** Opening Records for the task block **
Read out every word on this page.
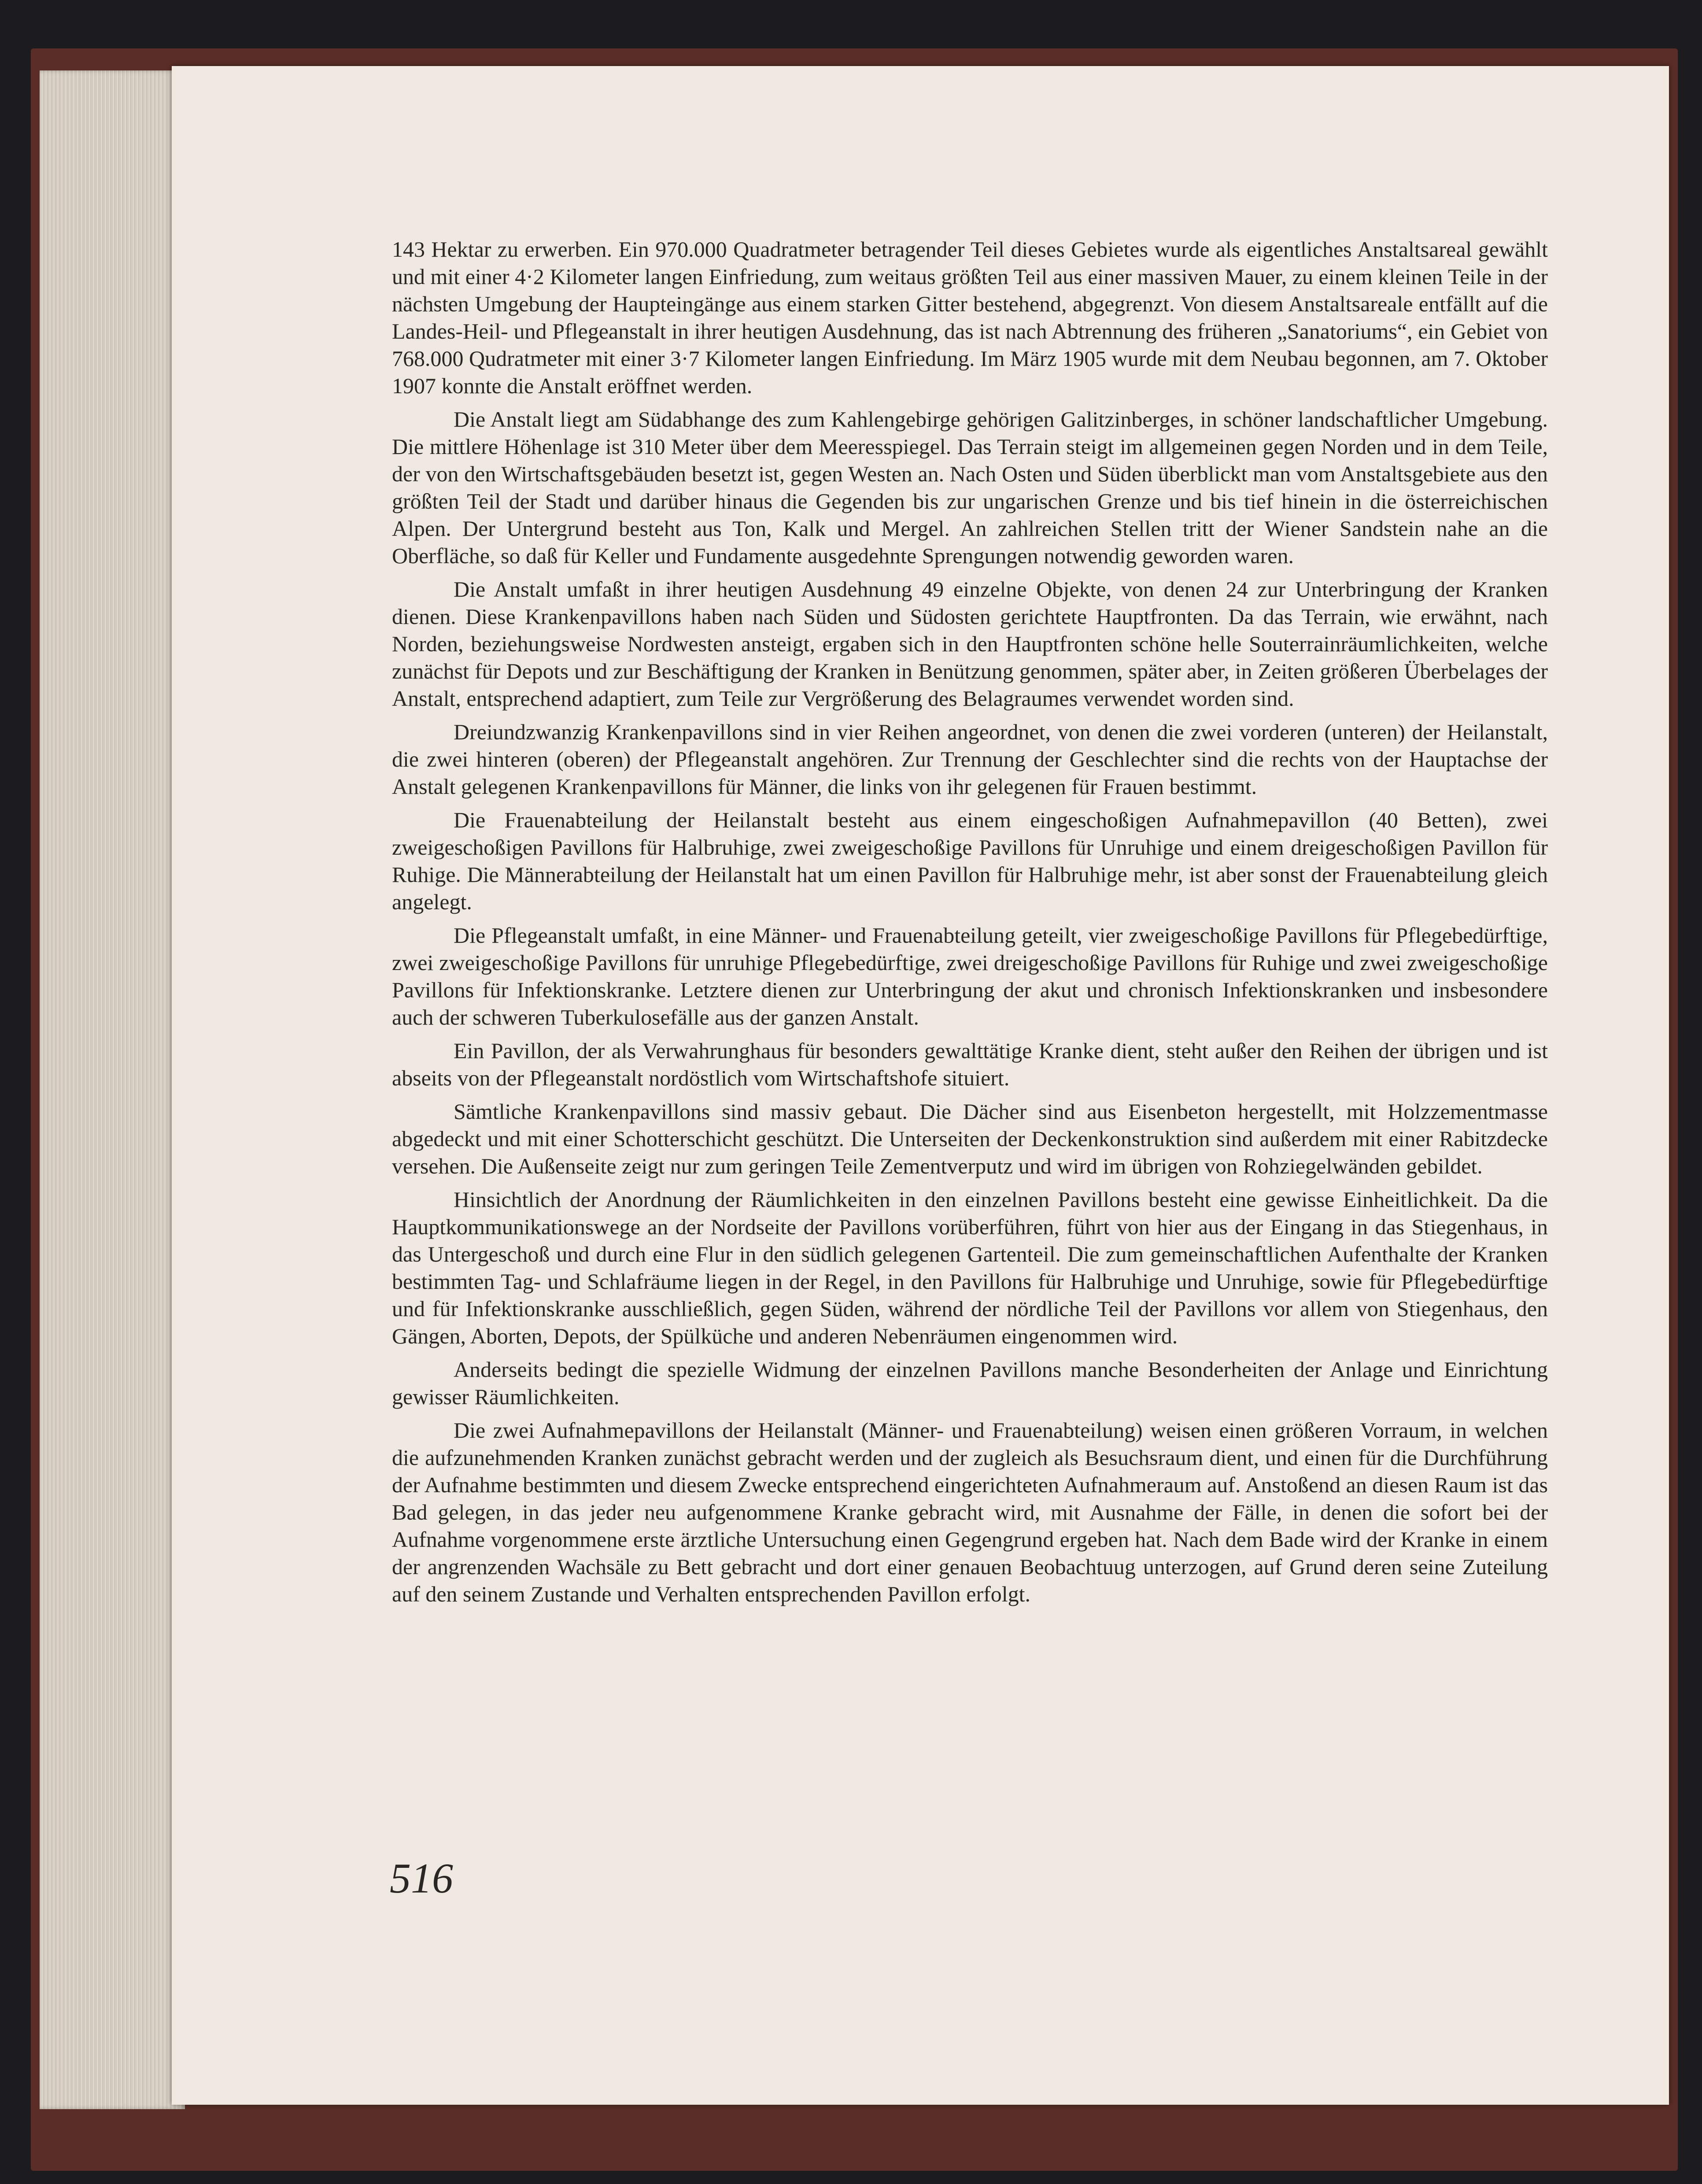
143 Hektar zu erwerben. Ein 970.000 Quadratmeter betragender Teil dieses Gebietes wurde als eigentliches Anstaltsareal gewählt und mit einer 4·2 Kilometer langen Einfriedung, zum weitaus größten Teil aus einer massiven Mauer, zu einem kleinen Teile in der nächsten Umgebung der Haupteingänge aus einem starken Gitter bestehend, abgegrenzt. Von diesem Anstaltsareale entfällt auf die Landes-Heil- und Pflegeanstalt in ihrer heutigen Ausdehnung, das ist nach Abtrennung des früheren „Sanatoriums“, ein Gebiet von 768.000 Qudratmeter mit einer 3·7 Kilometer langen Einfriedung. Im März 1905 wurde mit dem Neubau begonnen, am 7. Oktober 1907 konnte die Anstalt eröffnet werden.

Die Anstalt liegt am Südabhange des zum Kahlengebirge gehörigen Galitzinberges, in schöner landschaftlicher Umgebung. Die mittlere Höhenlage ist 310 Meter über dem Meeresspiegel. Das Terrain steigt im allgemeinen gegen Norden und in dem Teile, der von den Wirtschaftsgebäuden besetzt ist, gegen Westen an. Nach Osten und Süden überblickt man vom Anstaltsgebiete aus den größten Teil der Stadt und darüber hinaus die Gegenden bis zur ungarischen Grenze und bis tief hinein in die österreichischen Alpen. Der Untergrund besteht aus Ton, Kalk und Mergel. An zahlreichen Stellen tritt der Wiener Sandstein nahe an die Oberfläche, so daß für Keller und Fundamente ausgedehnte Sprengungen notwendig geworden waren.

Die Anstalt umfaßt in ihrer heutigen Ausdehnung 49 einzelne Objekte, von denen 24 zur Unterbringung der Kranken dienen. Diese Krankenpavillons haben nach Süden und Südosten gerichtete Hauptfronten. Da das Terrain, wie erwähnt, nach Norden, beziehungsweise Nordwesten ansteigt, ergaben sich in den Hauptfronten schöne helle Souterrainräumlichkeiten, welche zunächst für Depots und zur Beschäftigung der Kranken in Benützung genommen, später aber, in Zeiten größeren Überbelages der Anstalt, entsprechend adaptiert, zum Teile zur Vergrößerung des Belagraumes verwendet worden sind.

Dreiundzwanzig Krankenpavillons sind in vier Reihen angeordnet, von denen die zwei vorderen (unteren) der Heilanstalt, die zwei hinteren (oberen) der Pflegeanstalt angehören. Zur Trennung der Geschlechter sind die rechts von der Hauptachse der Anstalt gelegenen Krankenpavillons für Männer, die links von ihr gelegenen für Frauen bestimmt.

Die Frauenabteilung der Heilanstalt besteht aus einem eingeschoßigen Aufnahmepavillon (40 Betten), zwei zweigeschoßigen Pavillons für Halbruhige, zwei zweigeschoßige Pavillons für Unruhige und einem dreigeschoßigen Pavillon für Ruhige. Die Männerabteilung der Heilanstalt hat um einen Pavillon für Halbruhige mehr, ist aber sonst der Frauenabteilung gleich angelegt.

Die Pflegeanstalt umfaßt, in eine Männer- und Frauenabteilung geteilt, vier zweigeschoßige Pavillons für Pflegebedürftige, zwei zweigeschoßige Pavillons für unruhige Pflegebedürftige, zwei dreigeschoßige Pavillons für Ruhige und zwei zweigeschoßige Pavillons für Infektionskranke. Letztere dienen zur Unterbringung der akut und chronisch Infektionskranken und insbesondere auch der schweren Tuberkulosefälle aus der ganzen Anstalt.

Ein Pavillon, der als Verwahrunghaus für besonders gewalttätige Kranke dient, steht außer den Reihen der übrigen und ist abseits von der Pflegeanstalt nordöstlich vom Wirtschaftshofe situiert.

Sämtliche Krankenpavillons sind massiv gebaut. Die Dächer sind aus Eisenbeton hergestellt, mit Holzzementmasse abgedeckt und mit einer Schotterschicht geschützt. Die Unterseiten der Deckenkonstruktion sind außerdem mit einer Rabitzdecke versehen. Die Außenseite zeigt nur zum geringen Teile Zementverputz und wird im übrigen von Rohziegelwänden gebildet.

Hinsichtlich der Anordnung der Räumlichkeiten in den einzelnen Pavillons besteht eine gewisse Einheitlichkeit. Da die Hauptkommunikationswege an der Nordseite der Pavillons vorüberführen, führt von hier aus der Eingang in das Stiegenhaus, in das Untergeschoß und durch eine Flur in den südlich gelegenen Gartenteil. Die zum gemeinschaftlichen Aufenthalte der Kranken bestimmten Tag- und Schlafräume liegen in der Regel, in den Pavillons für Halbruhige und Unruhige, sowie für Pflegebedürftige und für Infektionskranke ausschließlich, gegen Süden, während der nördliche Teil der Pavillons vor allem von Stiegenhaus, den Gängen, Aborten, Depots, der Spülküche und anderen Nebenräumen eingenommen wird.

Anderseits bedingt die spezielle Widmung der einzelnen Pavillons manche Besonderheiten der Anlage und Einrichtung gewisser Räumlichkeiten.

Die zwei Aufnahmepavillons der Heilanstalt (Männer- und Frauenabteilung) weisen einen größeren Vorraum, in welchen die aufzunehmenden Kranken zunächst gebracht werden und der zugleich als Besuchsraum dient, und einen für die Durchführung der Aufnahme bestimmten und diesem Zwecke entsprechend eingerichteten Aufnahmeraum auf. Anstoßend an diesen Raum ist das Bad gelegen, in das jeder neu aufgenommene Kranke gebracht wird, mit Ausnahme der Fälle, in denen die sofort bei der Aufnahme vorgenommene erste ärztliche Untersuchung einen Gegengrund ergeben hat. Nach dem Bade wird der Kranke in einem der angrenzenden Wachsäle zu Bett gebracht und dort einer genauen Beobachtuug unterzogen, auf Grund deren seine Zuteilung auf den seinem Zustande und Verhalten entsprechenden Pavillon erfolgt.

516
** Closing Records for the task block **
[Work required] Please report every line among the entries that includes "aber".

[Solution for this exercise]
Die Anstalt umfaßt in ihrer heutigen Ausdehnung 49 einzelne Objekte, von denen 24 zur Unterbringung der Kranken dienen. Diese Krankenpavillons haben nach Süden und Südosten gerichtete Hauptfronten. Da das Terrain, wie erwähnt, nach Norden, beziehungsweise Nordwesten ansteigt, ergaben sich in den Hauptfronten schöne helle Souterrainräumlichkeiten, welche zunächst für Depots und zur Beschäftigung der Kranken in Benützung genommen, später aber, in Zeiten größeren Überbelages der Anstalt, entsprechend adaptiert, zum Teile zur Vergrößerung des Belagraumes verwendet worden sind.
Die Frauenabteilung der Heilanstalt besteht aus einem eingeschoßigen Aufnahmepavillon (40 Betten), zwei zweigeschoßigen Pavillons für Halbruhige, zwei zweigeschoßige Pavillons für Unruhige und einem dreigeschoßigen Pavillon für Ruhige. Die Männerabteilung der Heilanstalt hat um einen Pavillon für Halbruhige mehr, ist aber sonst der Frauenabteilung gleich angelegt.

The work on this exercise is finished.